**TASK TO COMPLETE**
Reproduce word for word, from the records below, the part that opens with the line containing "Patent image size: (1510, 879)." and closes with the line containing "The ultrasound transmitter 4", both of those lines included.

**SOURCE RECORDS**

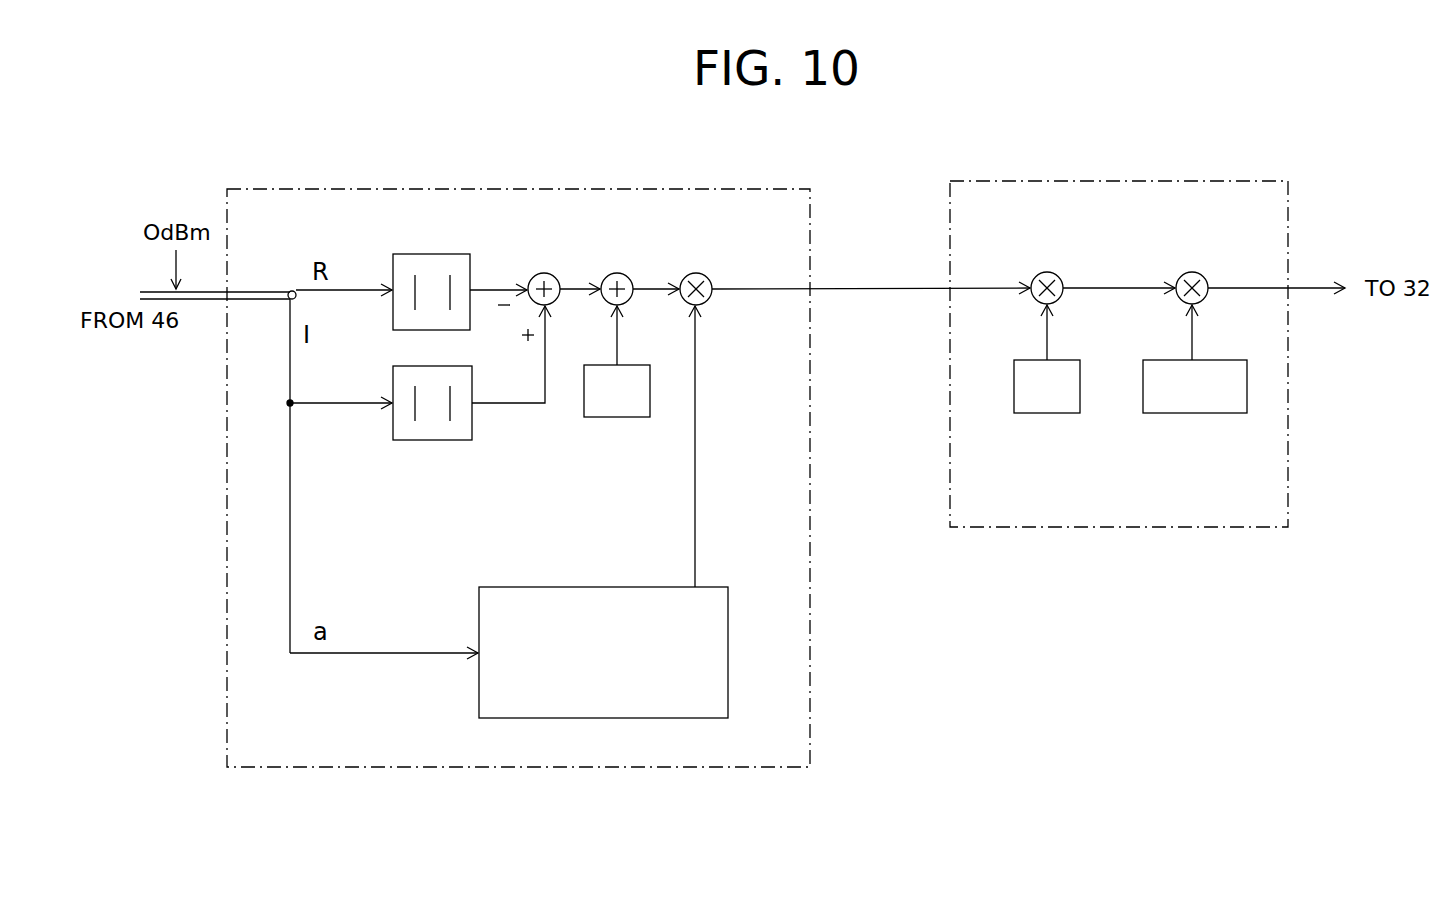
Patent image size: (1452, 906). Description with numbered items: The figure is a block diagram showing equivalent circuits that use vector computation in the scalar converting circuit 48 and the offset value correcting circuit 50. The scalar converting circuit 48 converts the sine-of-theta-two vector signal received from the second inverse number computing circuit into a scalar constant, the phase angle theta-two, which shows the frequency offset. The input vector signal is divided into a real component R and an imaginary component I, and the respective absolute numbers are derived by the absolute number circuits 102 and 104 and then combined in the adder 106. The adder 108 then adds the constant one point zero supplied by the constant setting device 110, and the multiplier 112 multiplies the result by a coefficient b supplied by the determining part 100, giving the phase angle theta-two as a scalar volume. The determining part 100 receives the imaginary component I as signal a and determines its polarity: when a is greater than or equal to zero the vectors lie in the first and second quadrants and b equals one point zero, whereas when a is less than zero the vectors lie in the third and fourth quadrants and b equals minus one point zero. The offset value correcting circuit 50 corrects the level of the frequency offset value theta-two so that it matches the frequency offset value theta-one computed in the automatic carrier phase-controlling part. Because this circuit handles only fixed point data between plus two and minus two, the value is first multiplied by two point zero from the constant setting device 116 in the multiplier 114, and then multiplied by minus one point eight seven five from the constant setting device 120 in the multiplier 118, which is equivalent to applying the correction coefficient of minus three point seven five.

The scalar converting circuit 48 is at (522, 188).
The offset value correcting circuit 50 is at (1190, 180).
The determining part 100 is at (572, 587).
The absolute number circuit 102 is at (420, 254).
The absolute number circuit 104 is at (422, 442).
The adder 106 is at (541, 273).
The adder 108 is at (615, 273).
The constant setting device 110 is at (613, 418).
The multiplier 112 is at (694, 273).
The multiplier 114 is at (1047, 271).
The constant setting device 116 is at (1056, 414).
The multiplier 118 is at (1192, 271).
The constant setting device 120 is at (1208, 414).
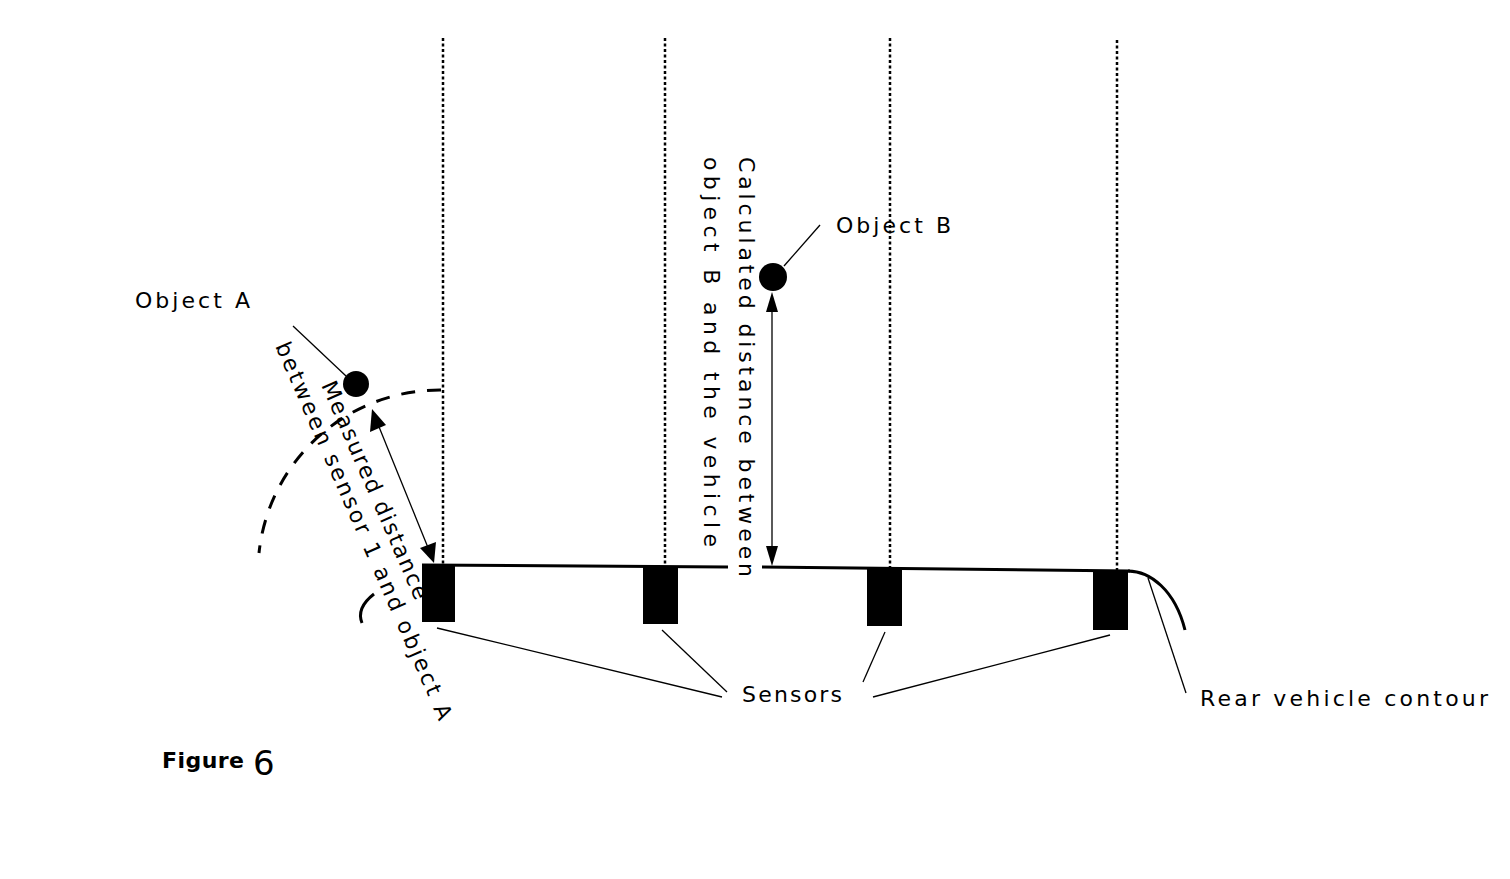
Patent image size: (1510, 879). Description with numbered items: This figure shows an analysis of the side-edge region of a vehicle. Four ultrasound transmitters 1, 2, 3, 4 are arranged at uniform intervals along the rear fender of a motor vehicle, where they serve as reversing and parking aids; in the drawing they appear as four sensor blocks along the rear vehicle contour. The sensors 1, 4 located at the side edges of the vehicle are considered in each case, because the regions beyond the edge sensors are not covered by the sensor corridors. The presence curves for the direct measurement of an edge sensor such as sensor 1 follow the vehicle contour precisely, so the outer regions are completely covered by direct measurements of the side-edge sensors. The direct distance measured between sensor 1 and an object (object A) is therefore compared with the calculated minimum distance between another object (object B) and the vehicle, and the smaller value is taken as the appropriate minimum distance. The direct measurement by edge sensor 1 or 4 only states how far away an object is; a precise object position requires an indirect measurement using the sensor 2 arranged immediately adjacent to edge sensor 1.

The ultrasound transmitter 1 is at (438, 593).
The ultrasound transmitter 2 is at (660, 595).
The ultrasound transmitter 3 is at (884, 597).
The ultrasound transmitter 4 is at (1110, 600).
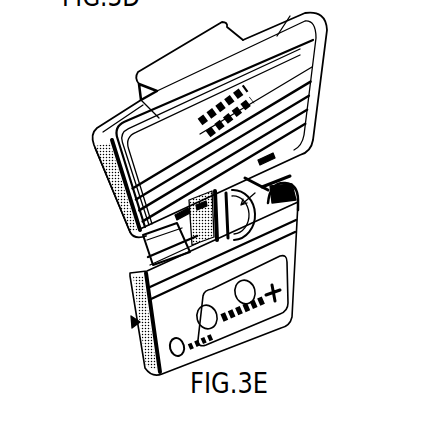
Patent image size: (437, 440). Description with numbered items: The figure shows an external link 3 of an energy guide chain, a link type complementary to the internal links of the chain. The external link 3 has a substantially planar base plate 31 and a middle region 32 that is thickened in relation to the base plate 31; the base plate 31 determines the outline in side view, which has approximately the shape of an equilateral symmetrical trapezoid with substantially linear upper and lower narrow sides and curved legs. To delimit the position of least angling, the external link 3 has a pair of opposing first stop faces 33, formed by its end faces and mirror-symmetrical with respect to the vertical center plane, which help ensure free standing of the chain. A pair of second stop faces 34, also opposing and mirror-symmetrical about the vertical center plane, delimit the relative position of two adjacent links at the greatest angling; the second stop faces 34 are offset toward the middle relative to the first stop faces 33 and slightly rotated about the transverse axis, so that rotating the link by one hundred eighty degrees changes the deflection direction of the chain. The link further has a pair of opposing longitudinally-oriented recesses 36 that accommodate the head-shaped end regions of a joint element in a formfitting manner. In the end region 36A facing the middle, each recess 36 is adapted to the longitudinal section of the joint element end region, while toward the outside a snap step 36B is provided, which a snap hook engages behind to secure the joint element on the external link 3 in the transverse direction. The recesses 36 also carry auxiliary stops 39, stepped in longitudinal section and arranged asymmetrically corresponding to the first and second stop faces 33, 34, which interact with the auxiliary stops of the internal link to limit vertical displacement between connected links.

The external link 3 is at (377, 85).
The base plate 31 is at (262, 87).
The middle region 32 is at (183, 44).
The first stop faces 33 is at (102, 184).
The second stop faces 34 is at (135, 325).
The recesses 36 is at (134, 243).
The end region 36A is at (292, 187).
The snap step 36B is at (132, 284).
The auxiliary stops 39 is at (288, 170).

**EXERCISE RESPONSE**
Patent image size: (1510, 879). Description with numbered items: This figure shows an analysis of the side-edge region of a vehicle. Four ultrasound transmitters 1, 2, 3, 4 are arranged at uniform intervals along the rear fender of a motor vehicle, where they serve as reversing and parking aids; in the drawing they appear as four sensor blocks along the rear vehicle contour. The sensors 1, 4 located at the side edges of the vehicle are considered in each case, because the regions beyond the edge sensors are not covered by the sensor corridors. The presence curves for the direct measurement of an edge sensor such as sensor 1 follow the vehicle contour precisely, so the outer regions are completely covered by direct measurements of the side-edge sensors. The direct distance measured between sensor 1 and an object (object A) is therefore compared with the calculated minimum distance between another object (object B) and the vehicle, and the smaller value is taken as the appropriate minimum distance. The direct measurement by edge sensor 1 or 4 only states how far away an object is; a precise object position requires an indirect measurement using the sensor 2 arranged immediately adjacent to edge sensor 1.

The ultrasound transmitter 1 is at (438, 593).
The ultrasound transmitter 2 is at (660, 595).
The ultrasound transmitter 3 is at (884, 597).
The ultrasound transmitter 4 is at (1110, 600).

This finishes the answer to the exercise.